Exercise prompt ▸ Gather every line of the records below that contains the string "bars", treating uppercase and lowercase as different.

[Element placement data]
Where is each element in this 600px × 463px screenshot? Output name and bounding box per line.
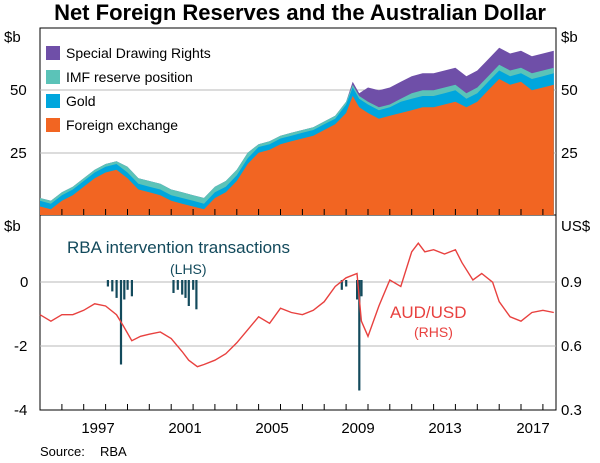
x-tick-2013: 2013 xyxy=(428,420,461,437)
bars-sublabel: (LHS) xyxy=(170,261,207,277)
legend-label-fx: Foreign exchange xyxy=(66,117,178,133)
source-value: RBA xyxy=(100,444,127,459)
legend-swatch-sdr xyxy=(46,46,60,60)
x-tick-1997: 1997 xyxy=(81,420,114,437)
bottom-right-tick-0.6: 0.6 xyxy=(561,338,582,355)
chart-title: Net Foreign Reserves and the Australian … xyxy=(54,0,546,25)
intervention-bar xyxy=(176,280,179,290)
intervention-bar xyxy=(130,280,133,297)
bottom-right-tick-0.9: 0.9 xyxy=(561,274,582,291)
top-right-unit: $b xyxy=(561,29,578,46)
bars-label: RBA intervention transactions xyxy=(67,238,290,257)
intervention-bar xyxy=(360,280,363,297)
top-left-unit: $b xyxy=(4,29,21,46)
intervention-bar xyxy=(115,280,118,298)
bottom-left-tick-minus2: -2 xyxy=(14,338,27,355)
legend-label-imf: IMF reserve position xyxy=(66,69,193,85)
area-foreign-exchange xyxy=(40,79,554,215)
intervention-bar xyxy=(195,280,198,310)
intervention-bar xyxy=(184,280,187,298)
top-left-tick-50: 50 xyxy=(10,82,27,99)
top-area-series xyxy=(40,47,554,215)
intervention-bar xyxy=(181,280,184,295)
bottom-left-tick-0: 0 xyxy=(20,274,28,291)
x-tick-2009: 2009 xyxy=(341,420,374,437)
legend-label-gold: Gold xyxy=(66,93,96,109)
x-tick-2017: 2017 xyxy=(516,420,549,437)
intervention-bar xyxy=(123,280,126,300)
x-tick-marks xyxy=(61,209,544,410)
intervention-bar xyxy=(340,280,343,290)
legend-label-sdr: Special Drawing Rights xyxy=(66,45,211,61)
intervention-bar xyxy=(356,280,359,300)
aud-usd-label: AUD/USD xyxy=(390,303,467,322)
legend: Special Drawing Rights IMF reserve posit… xyxy=(46,45,211,133)
bottom-right-tick-0.3: 0.3 xyxy=(561,402,582,419)
legend-swatch-imf xyxy=(46,70,60,84)
intervention-bar xyxy=(345,280,348,287)
x-tick-2001: 2001 xyxy=(168,420,201,437)
legend-swatch-gold xyxy=(46,94,60,108)
source-label: Source: xyxy=(40,444,85,459)
x-tick-2005: 2005 xyxy=(255,420,288,437)
bottom-left-unit: $b xyxy=(4,218,21,235)
intervention-bar xyxy=(172,280,175,293)
top-left-tick-25: 25 xyxy=(10,145,27,162)
intervention-bar xyxy=(187,280,190,306)
intervention-bar xyxy=(106,280,109,287)
plot-frame xyxy=(39,27,557,411)
legend-swatch-fx xyxy=(46,118,60,132)
top-right-tick-50: 50 xyxy=(561,82,578,99)
intervention-bar xyxy=(192,280,195,290)
intervention-bar xyxy=(358,280,361,391)
intervention-bar xyxy=(126,280,129,290)
bottom-left-tick-minus4: -4 xyxy=(14,402,27,419)
intervention-bar xyxy=(111,280,114,292)
aud-usd-sublabel: (RHS) xyxy=(414,324,453,340)
top-right-tick-25: 25 xyxy=(561,145,578,162)
aud-usd-line xyxy=(39,242,554,368)
bottom-right-unit: US$ xyxy=(561,218,591,235)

Output of the task ▸
bars-sublabel: (LHS) xyxy=(170,261,207,277)
bars-label: RBA intervention transactions xyxy=(67,238,290,257)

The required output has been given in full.